Stored entries
------------------------------------------------
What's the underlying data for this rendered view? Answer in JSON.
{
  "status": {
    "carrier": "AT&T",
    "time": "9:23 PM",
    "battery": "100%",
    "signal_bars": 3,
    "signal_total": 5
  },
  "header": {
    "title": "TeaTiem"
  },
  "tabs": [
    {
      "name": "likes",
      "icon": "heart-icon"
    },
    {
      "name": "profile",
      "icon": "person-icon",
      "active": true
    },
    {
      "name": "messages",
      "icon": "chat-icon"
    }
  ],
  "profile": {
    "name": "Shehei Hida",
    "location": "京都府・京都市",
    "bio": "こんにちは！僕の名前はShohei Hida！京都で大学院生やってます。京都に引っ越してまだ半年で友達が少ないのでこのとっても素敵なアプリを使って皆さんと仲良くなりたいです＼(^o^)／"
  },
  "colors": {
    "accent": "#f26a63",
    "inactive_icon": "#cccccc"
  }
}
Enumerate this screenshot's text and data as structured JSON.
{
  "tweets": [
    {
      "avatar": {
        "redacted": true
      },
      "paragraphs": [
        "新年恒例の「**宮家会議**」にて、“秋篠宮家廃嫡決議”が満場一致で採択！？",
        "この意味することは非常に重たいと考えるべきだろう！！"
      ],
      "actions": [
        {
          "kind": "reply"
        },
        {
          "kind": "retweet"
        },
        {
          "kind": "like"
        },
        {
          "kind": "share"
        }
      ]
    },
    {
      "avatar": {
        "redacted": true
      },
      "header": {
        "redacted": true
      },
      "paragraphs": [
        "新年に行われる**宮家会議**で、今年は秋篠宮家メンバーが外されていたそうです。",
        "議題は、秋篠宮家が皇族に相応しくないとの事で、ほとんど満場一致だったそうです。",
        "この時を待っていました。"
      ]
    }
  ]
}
------------------------------------------------
Write out the lines above from the one containing "Enumerate this screenshot's" through the last, exactly as they are.

- TASK SOLUTION:
Enumerate this screenshot's text and data as structured JSON.
{
  "tweets": [
    {
      "avatar": {
        "redacted": true
      },
      "paragraphs": [
        "新年恒例の「**宮家会議**」にて、“秋篠宮家廃嫡決議”が満場一致で採択！？",
        "この意味することは非常に重たいと考えるべきだろう！！"
      ],
      "actions": [
        {
          "kind": "reply"
        },
        {
          "kind": "retweet"
        },
        {
          "kind": "like"
        },
        {
          "kind": "share"
        }
      ]
    },
    {
      "avatar": {
        "redacted": true
      },
      "header": {
        "redacted": true
      },
      "paragraphs": [
        "新年に行われる**宮家会議**で、今年は秋篠宮家メンバーが外されていたそうです。",
        "議題は、秋篠宮家が皇族に相応しくないとの事で、ほとんど満場一致だったそうです。",
        "この時を待っていました。"
      ]
    }
  ]
}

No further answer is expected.